:: Stored data ::
+ + + + +
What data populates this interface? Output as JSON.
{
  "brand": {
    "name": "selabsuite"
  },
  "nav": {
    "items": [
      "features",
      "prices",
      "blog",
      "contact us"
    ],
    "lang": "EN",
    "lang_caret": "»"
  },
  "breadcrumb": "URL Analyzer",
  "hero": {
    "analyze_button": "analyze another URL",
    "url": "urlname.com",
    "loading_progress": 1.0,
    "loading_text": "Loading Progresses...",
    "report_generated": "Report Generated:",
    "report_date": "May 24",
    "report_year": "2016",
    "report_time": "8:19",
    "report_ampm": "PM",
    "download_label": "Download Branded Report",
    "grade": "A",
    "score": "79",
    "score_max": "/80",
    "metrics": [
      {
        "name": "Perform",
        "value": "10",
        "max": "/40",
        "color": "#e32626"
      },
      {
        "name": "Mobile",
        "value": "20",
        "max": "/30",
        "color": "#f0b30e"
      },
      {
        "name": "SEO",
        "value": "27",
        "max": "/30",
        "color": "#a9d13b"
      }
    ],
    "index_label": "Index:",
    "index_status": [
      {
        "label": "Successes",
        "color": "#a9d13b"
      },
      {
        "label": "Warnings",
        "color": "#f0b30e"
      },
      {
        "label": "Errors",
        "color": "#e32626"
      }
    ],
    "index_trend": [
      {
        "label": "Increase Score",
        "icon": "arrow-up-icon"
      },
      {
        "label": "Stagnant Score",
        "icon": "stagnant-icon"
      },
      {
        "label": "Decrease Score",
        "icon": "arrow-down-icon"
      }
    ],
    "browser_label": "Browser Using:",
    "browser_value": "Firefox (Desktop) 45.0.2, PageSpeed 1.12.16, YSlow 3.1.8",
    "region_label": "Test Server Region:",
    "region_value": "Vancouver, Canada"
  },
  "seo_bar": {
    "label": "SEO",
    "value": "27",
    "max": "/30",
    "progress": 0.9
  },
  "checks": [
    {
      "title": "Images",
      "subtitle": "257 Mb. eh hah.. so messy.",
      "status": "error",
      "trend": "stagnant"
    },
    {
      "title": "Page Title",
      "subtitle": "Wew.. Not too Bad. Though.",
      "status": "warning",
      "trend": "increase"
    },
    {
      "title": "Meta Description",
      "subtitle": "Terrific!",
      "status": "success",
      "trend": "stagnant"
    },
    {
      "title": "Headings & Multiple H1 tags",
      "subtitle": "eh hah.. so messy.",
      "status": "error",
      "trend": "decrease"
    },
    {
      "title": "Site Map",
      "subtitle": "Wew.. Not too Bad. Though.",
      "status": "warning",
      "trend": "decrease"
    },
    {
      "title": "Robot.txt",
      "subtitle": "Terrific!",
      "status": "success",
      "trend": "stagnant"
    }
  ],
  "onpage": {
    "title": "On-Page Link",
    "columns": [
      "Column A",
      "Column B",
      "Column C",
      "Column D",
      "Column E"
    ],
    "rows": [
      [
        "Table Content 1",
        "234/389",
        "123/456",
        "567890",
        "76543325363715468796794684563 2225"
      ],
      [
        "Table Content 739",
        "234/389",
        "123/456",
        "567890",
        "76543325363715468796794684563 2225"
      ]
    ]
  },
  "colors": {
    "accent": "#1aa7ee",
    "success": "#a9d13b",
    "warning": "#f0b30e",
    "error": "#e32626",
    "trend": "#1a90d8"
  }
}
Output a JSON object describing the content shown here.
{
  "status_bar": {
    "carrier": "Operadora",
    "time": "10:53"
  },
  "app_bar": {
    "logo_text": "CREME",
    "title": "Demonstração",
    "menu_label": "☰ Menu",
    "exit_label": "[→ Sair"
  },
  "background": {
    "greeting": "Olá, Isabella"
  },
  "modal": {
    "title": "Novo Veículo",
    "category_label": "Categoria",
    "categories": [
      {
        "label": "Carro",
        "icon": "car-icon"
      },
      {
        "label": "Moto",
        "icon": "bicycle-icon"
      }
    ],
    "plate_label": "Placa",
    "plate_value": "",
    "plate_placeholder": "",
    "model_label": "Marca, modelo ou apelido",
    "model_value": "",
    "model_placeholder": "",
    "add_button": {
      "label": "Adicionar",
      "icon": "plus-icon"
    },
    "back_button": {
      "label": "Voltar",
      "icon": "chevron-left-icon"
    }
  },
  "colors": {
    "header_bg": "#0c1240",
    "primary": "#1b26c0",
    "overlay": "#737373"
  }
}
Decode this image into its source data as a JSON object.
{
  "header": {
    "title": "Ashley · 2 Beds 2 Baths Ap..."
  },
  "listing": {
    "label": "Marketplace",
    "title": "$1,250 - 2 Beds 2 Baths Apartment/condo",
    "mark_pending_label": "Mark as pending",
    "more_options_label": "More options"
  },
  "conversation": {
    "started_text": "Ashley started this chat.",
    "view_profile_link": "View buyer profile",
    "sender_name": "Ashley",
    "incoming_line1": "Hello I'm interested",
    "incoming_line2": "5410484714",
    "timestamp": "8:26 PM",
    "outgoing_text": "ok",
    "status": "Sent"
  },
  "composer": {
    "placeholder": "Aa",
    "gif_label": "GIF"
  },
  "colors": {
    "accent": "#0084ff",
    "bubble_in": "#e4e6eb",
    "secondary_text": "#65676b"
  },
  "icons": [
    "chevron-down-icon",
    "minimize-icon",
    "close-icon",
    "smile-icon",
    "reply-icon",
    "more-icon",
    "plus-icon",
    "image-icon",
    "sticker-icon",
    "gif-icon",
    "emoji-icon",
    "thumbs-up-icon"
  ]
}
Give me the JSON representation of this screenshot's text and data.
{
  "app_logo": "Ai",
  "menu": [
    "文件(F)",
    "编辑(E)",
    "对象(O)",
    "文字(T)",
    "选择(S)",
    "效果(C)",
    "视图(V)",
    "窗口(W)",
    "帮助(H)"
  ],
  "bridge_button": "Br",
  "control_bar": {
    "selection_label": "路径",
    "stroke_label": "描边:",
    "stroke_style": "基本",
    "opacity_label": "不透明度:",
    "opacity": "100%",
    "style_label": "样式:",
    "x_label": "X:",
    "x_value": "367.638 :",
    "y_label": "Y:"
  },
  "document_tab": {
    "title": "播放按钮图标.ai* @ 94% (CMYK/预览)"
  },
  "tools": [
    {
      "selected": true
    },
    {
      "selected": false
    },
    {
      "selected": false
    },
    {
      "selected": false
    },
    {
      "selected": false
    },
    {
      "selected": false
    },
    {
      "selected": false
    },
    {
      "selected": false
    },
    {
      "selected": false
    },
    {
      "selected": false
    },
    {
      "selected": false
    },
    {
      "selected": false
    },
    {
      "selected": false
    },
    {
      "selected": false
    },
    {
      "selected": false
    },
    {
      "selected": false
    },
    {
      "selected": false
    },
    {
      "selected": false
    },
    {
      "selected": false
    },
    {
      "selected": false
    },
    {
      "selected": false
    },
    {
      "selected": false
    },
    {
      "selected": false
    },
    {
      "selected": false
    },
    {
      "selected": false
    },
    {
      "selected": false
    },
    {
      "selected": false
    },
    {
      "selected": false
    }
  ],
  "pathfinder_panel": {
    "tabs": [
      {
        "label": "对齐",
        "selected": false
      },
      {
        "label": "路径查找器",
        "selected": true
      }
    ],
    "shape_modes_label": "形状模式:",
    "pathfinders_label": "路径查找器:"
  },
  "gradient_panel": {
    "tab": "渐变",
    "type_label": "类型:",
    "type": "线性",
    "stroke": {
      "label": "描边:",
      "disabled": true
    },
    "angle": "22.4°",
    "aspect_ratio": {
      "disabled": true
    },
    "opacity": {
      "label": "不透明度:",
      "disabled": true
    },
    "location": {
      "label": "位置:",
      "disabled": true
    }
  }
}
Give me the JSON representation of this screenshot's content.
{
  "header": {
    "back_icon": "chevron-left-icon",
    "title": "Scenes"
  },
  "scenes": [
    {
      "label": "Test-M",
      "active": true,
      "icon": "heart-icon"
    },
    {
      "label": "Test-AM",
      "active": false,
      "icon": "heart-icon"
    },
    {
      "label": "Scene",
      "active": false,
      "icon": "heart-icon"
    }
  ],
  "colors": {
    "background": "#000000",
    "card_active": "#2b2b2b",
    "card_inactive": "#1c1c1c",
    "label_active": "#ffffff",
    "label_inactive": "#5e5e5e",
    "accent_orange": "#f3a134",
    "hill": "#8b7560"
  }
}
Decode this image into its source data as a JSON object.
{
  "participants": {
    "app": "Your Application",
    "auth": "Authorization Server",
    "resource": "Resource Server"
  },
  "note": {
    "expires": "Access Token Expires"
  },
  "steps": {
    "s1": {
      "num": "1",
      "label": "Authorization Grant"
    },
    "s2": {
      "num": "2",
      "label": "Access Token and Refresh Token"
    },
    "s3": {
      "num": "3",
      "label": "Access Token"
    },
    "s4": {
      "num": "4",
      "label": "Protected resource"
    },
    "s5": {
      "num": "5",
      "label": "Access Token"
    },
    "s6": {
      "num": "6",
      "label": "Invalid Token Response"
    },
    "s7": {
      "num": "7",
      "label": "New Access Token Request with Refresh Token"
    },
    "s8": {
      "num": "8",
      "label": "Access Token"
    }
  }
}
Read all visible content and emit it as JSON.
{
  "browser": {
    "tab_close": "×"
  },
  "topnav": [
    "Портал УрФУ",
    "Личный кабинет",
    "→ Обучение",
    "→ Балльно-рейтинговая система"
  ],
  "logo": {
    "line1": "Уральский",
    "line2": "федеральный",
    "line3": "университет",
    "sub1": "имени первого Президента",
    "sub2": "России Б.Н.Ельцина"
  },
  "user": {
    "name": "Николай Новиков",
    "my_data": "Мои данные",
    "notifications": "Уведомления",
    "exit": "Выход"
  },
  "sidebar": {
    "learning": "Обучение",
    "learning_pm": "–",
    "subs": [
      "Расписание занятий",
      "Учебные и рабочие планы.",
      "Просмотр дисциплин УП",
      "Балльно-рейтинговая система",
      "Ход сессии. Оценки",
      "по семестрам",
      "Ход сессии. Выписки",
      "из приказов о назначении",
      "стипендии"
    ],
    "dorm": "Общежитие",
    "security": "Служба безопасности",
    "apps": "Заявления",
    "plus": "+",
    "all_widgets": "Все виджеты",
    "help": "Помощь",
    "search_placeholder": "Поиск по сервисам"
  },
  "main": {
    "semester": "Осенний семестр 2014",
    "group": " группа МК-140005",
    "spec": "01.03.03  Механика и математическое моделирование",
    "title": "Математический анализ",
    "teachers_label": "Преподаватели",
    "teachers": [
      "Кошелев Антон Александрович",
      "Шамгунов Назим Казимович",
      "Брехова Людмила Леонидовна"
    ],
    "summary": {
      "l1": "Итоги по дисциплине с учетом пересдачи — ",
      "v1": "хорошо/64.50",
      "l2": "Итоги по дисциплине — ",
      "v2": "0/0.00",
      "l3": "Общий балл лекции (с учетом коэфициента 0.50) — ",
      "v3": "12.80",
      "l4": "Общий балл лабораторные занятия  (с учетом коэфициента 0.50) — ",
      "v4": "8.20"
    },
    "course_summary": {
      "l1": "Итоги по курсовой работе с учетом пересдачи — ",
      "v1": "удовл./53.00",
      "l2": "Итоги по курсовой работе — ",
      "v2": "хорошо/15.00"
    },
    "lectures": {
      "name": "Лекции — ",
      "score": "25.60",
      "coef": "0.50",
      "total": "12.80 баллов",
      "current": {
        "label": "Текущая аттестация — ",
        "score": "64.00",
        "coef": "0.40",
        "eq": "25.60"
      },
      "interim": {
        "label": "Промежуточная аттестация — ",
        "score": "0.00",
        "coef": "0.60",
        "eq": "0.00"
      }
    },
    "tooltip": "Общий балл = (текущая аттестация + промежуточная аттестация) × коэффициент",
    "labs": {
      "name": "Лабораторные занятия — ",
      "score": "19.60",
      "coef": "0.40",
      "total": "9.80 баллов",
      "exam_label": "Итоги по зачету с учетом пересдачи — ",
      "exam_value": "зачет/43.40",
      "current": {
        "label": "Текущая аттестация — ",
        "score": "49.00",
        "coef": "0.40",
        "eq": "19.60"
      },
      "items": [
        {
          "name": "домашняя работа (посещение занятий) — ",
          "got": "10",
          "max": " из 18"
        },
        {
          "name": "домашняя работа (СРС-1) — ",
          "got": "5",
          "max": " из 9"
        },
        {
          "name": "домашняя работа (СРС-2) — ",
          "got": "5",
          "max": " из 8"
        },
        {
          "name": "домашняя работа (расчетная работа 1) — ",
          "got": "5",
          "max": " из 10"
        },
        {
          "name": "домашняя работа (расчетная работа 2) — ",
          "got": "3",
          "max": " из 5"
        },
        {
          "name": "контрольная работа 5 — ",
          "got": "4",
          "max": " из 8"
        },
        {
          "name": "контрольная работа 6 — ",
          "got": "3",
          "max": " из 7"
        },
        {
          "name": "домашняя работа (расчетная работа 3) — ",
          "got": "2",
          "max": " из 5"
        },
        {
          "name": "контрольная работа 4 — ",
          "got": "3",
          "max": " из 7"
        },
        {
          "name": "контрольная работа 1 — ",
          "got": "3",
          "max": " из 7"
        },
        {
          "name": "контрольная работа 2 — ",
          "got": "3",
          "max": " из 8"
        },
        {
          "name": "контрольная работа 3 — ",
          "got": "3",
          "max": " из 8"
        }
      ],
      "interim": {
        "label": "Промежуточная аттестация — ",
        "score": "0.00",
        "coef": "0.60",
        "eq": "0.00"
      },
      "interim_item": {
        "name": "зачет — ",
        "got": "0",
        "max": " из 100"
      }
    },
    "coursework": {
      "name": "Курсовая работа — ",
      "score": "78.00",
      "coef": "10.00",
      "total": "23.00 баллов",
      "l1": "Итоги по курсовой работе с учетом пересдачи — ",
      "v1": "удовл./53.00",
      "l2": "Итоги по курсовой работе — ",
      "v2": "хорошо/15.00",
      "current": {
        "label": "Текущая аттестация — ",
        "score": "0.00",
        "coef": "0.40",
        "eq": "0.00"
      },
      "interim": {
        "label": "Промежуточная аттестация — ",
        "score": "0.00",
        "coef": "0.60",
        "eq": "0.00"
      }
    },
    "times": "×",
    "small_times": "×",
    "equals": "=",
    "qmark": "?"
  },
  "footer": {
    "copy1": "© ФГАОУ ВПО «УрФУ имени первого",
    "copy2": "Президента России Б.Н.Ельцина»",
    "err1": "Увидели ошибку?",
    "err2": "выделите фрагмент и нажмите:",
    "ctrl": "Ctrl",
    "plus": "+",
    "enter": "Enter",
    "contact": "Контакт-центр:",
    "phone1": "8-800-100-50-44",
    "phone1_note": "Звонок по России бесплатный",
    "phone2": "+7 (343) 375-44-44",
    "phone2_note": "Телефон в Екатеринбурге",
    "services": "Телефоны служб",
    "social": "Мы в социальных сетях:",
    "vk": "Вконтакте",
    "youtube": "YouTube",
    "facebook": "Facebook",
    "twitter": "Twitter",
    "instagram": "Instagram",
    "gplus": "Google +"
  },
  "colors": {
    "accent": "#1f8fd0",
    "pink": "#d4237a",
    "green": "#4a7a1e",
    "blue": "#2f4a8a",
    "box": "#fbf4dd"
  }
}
+ + + + +
:: SET PROBLEM ::
Look through the data above. Each line containing the word "имени" needs to be copied.

:: CORRECT RESPONSE ::
    "sub1": "имени первого Президента",
    "copy1": "© ФГАОУ ВПО «УрФУ имени первого",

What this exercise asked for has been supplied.